-- start GIVEN DATA --
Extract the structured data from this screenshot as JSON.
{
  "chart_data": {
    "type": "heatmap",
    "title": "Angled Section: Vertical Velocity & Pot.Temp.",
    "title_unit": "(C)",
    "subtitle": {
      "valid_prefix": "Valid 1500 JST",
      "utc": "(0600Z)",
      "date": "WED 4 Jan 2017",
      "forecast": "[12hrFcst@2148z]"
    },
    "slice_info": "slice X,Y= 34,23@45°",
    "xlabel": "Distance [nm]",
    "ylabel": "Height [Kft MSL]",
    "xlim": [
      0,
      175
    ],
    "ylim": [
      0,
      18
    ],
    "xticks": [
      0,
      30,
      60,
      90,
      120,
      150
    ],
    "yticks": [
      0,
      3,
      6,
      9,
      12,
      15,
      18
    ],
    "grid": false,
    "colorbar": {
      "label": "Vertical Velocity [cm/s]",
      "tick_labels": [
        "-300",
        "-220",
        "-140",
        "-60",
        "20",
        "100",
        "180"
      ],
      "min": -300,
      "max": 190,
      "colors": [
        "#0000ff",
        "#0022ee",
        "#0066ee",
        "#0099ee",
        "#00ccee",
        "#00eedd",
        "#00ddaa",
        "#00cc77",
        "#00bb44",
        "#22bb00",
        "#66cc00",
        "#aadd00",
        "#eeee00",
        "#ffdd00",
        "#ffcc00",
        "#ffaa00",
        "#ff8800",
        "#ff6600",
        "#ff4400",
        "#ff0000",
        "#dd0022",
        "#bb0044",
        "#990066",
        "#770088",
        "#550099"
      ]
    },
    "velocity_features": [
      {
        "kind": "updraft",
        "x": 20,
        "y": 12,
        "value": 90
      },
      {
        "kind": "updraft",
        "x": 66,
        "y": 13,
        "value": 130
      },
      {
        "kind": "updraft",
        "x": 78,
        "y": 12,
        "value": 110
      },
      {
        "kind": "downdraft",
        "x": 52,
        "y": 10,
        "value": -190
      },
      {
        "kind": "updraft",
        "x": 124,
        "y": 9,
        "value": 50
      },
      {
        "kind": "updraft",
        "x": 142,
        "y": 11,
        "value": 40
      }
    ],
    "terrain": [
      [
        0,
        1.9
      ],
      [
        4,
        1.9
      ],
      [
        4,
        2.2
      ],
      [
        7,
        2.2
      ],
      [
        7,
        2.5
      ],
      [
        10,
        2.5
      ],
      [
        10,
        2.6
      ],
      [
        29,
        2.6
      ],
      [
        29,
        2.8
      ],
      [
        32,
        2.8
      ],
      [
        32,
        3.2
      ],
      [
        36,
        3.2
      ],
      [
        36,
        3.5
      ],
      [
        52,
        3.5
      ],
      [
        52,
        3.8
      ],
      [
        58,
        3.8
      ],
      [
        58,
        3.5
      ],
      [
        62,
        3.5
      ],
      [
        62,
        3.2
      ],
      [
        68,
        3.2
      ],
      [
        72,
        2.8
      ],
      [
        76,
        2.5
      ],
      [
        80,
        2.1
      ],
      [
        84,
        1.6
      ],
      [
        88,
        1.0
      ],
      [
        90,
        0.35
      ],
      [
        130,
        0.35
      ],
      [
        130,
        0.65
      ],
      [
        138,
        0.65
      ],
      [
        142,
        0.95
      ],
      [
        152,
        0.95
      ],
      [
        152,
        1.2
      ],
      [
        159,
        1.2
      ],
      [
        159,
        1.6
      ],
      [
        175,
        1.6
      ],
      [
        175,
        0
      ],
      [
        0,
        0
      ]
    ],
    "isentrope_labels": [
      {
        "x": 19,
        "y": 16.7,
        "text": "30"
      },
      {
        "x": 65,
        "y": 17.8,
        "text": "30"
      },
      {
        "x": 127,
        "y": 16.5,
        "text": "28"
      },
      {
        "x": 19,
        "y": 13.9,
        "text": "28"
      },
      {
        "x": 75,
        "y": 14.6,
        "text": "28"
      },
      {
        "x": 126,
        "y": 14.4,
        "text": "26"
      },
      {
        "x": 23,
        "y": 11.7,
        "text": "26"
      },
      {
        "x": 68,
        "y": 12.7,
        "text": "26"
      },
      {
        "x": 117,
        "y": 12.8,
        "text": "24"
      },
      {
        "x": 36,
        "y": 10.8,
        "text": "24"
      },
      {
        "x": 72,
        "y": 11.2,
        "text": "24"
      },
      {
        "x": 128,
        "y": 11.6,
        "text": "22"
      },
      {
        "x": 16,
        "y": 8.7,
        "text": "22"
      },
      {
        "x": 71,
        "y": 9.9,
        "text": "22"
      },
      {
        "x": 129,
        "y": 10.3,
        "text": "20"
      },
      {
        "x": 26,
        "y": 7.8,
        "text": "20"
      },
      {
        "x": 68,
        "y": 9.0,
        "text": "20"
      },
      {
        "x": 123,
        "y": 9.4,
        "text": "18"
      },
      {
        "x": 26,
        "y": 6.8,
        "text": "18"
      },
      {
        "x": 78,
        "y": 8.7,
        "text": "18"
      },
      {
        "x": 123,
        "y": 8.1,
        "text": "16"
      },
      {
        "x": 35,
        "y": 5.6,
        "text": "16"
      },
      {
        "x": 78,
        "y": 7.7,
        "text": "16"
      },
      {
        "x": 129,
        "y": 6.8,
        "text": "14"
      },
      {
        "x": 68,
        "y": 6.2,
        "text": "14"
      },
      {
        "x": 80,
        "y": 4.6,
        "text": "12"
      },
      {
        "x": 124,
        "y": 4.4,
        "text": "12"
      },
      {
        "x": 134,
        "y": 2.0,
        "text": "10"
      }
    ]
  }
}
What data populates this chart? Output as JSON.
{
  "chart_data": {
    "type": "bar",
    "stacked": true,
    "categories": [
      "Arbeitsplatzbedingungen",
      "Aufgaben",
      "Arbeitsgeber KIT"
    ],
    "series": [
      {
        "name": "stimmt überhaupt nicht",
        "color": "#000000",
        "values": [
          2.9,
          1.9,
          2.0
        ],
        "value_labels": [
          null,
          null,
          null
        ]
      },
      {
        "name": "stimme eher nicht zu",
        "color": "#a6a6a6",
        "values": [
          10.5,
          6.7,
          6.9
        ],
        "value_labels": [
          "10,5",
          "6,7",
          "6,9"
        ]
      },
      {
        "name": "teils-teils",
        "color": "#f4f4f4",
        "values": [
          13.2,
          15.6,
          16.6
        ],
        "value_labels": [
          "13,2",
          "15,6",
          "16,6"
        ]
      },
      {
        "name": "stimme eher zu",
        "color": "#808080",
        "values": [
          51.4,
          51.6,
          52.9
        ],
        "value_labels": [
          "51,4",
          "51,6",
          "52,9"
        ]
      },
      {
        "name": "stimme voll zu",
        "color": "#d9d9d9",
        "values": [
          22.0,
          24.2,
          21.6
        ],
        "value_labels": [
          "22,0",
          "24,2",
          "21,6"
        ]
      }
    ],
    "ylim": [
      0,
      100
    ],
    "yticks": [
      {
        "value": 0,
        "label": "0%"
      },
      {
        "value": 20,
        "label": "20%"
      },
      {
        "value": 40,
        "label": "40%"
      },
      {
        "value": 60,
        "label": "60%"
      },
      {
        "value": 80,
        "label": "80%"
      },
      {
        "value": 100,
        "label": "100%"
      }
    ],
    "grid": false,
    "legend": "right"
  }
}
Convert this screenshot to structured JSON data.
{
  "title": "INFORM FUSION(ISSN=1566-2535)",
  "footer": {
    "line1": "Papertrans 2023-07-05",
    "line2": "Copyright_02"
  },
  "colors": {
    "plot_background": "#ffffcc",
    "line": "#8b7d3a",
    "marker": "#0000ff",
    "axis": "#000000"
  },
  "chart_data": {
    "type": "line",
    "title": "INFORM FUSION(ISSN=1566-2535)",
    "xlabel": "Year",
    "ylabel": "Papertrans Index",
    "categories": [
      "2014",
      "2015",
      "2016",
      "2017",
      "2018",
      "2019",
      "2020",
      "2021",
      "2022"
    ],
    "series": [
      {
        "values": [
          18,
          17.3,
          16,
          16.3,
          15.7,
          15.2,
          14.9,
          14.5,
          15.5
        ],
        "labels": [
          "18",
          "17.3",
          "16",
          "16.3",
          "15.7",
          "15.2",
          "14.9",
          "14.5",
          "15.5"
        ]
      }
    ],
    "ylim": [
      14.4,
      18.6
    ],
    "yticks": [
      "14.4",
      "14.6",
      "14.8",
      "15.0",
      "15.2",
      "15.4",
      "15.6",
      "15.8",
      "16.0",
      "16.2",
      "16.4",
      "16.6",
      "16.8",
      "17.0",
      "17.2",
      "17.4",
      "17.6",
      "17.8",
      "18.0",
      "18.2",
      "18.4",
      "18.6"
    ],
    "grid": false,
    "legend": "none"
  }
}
-- end GIVEN DATA --
*EXERCISE DIRECTIONS*. List every line above that holds the word "INFORM".

*ANSWER BELOW*.
  "title": "INFORM FUSION(ISSN=1566-2535)",
    "title": "INFORM FUSION(ISSN=1566-2535)",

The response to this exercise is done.